Collected data:
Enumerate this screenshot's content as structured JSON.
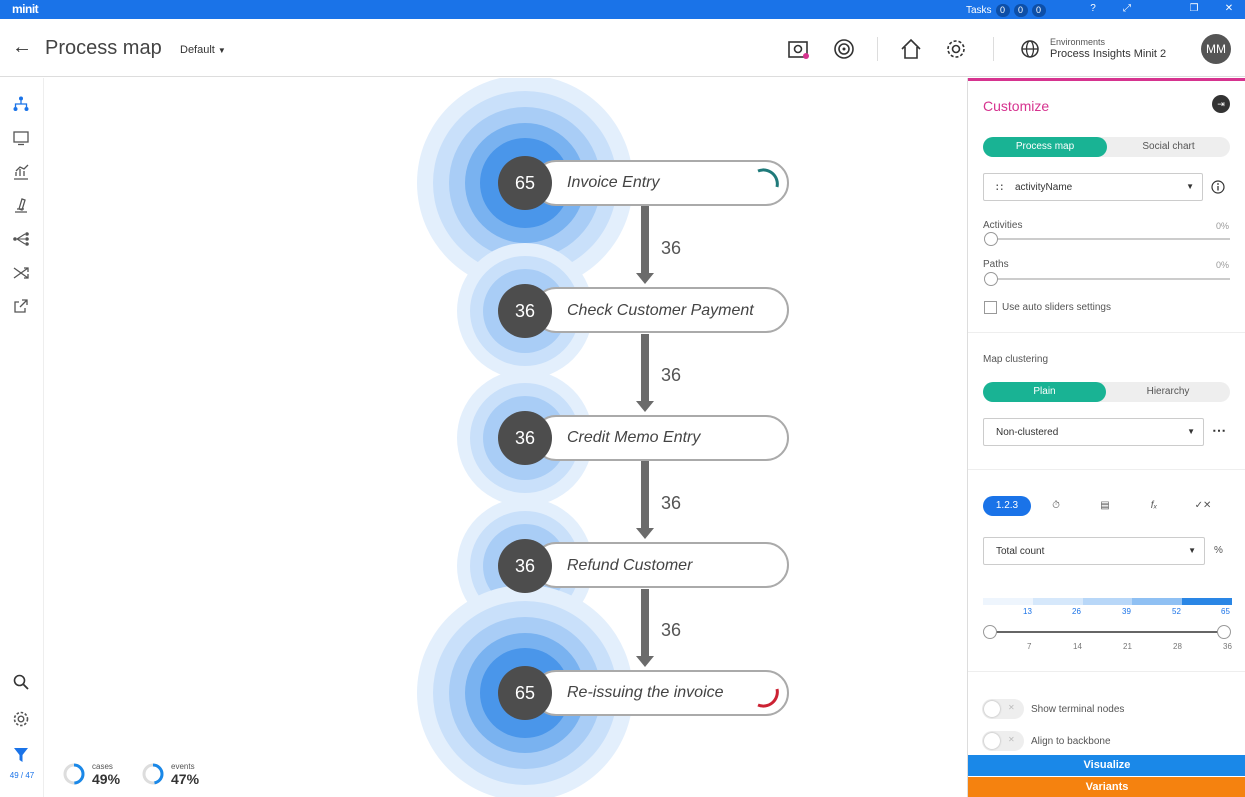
{
  "app": {
    "logo": "minit"
  },
  "topbar": {
    "tasks_label": "Tasks",
    "task_counts": [
      "0",
      "0",
      "0"
    ],
    "help": "?",
    "controls": [
      "⤢",
      "❐",
      "✕"
    ]
  },
  "header": {
    "title": "Process map",
    "view": "Default",
    "env_label": "Environments",
    "env_name": "Process Insights Minit 2",
    "avatar": "MM"
  },
  "process": {
    "nodes": [
      {
        "count": "65",
        "label": "Invoice Entry"
      },
      {
        "count": "36",
        "label": "Check Customer Payment"
      },
      {
        "count": "36",
        "label": "Credit Memo Entry"
      },
      {
        "count": "36",
        "label": "Refund Customer"
      },
      {
        "count": "65",
        "label": "Re-issuing the invoice"
      }
    ],
    "edges": [
      "36",
      "36",
      "36",
      "36"
    ]
  },
  "stats": {
    "cases_label": "cases",
    "cases_value": "49%",
    "cases_fraction": 0.49,
    "events_label": "events",
    "events_value": "47%",
    "events_fraction": 0.47
  },
  "sidebar": {
    "filter_count": "49 / 47"
  },
  "panel": {
    "title": "Customize",
    "tabs": [
      "Process map",
      "Social chart"
    ],
    "attribute": "activityName",
    "activities_label": "Activities",
    "activities_pct": "0%",
    "paths_label": "Paths",
    "paths_pct": "0%",
    "auto_sliders": "Use auto sliders settings",
    "clustering_label": "Map clustering",
    "clustering_tabs": [
      "Plain",
      "Hierarchy"
    ],
    "clustering_value": "Non-clustered",
    "metric_active": "1.2.3",
    "metric_select": "Total count",
    "metric_unit": "%",
    "scale_top": [
      "13",
      "26",
      "39",
      "52",
      "65"
    ],
    "scale_bottom": [
      "7",
      "14",
      "21",
      "28",
      "36"
    ],
    "terminal_nodes": "Show terminal nodes",
    "align_backbone": "Align to backbone",
    "visualize": "Visualize",
    "variants": "Variants"
  },
  "colors": {
    "topbar": "#1a73e8",
    "accent_pink": "#d6338f",
    "teal": "#19b394",
    "visualize": "#1a88e8",
    "variants": "#f5820f"
  }
}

* [Goal]:
Leave out the pictures and print every line of the data exactly.

* [Response to the exercise]:
Enumerate this screenshot's content as structured JSON.
{
  "app": {
    "logo": "minit"
  },
  "topbar": {
    "tasks_label": "Tasks",
    "task_counts": [
      "0",
      "0",
      "0"
    ],
    "help": "?",
    "controls": [
      "⤢",
      "❐",
      "✕"
    ]
  },
  "header": {
    "title": "Process map",
    "view": "Default",
    "env_label": "Environments",
    "env_name": "Process Insights Minit 2",
    "avatar": "MM"
  },
  "process": {
    "nodes": [
      {
        "count": "65",
        "label": "Invoice Entry"
      },
      {
        "count": "36",
        "label": "Check Customer Payment"
      },
      {
        "count": "36",
        "label": "Credit Memo Entry"
      },
      {
        "count": "36",
        "label": "Refund Customer"
      },
      {
        "count": "65",
        "label": "Re-issuing the invoice"
      }
    ],
    "edges": [
      "36",
      "36",
      "36",
      "36"
    ]
  },
  "stats": {
    "cases_label": "cases",
    "cases_value": "49%",
    "cases_fraction": 0.49,
    "events_label": "events",
    "events_value": "47%",
    "events_fraction": 0.47
  },
  "sidebar": {
    "filter_count": "49 / 47"
  },
  "panel": {
    "title": "Customize",
    "tabs": [
      "Process map",
      "Social chart"
    ],
    "attribute": "activityName",
    "activities_label": "Activities",
    "activities_pct": "0%",
    "paths_label": "Paths",
    "paths_pct": "0%",
    "auto_sliders": "Use auto sliders settings",
    "clustering_label": "Map clustering",
    "clustering_tabs": [
      "Plain",
      "Hierarchy"
    ],
    "clustering_value": "Non-clustered",
    "metric_active": "1.2.3",
    "metric_select": "Total count",
    "metric_unit": "%",
    "scale_top": [
      "13",
      "26",
      "39",
      "52",
      "65"
    ],
    "scale_bottom": [
      "7",
      "14",
      "21",
      "28",
      "36"
    ],
    "terminal_nodes": "Show terminal nodes",
    "align_backbone": "Align to backbone",
    "visualize": "Visualize",
    "variants": "Variants"
  },
  "colors": {
    "topbar": "#1a73e8",
    "accent_pink": "#d6338f",
    "teal": "#19b394",
    "visualize": "#1a88e8",
    "variants": "#f5820f"
  }
}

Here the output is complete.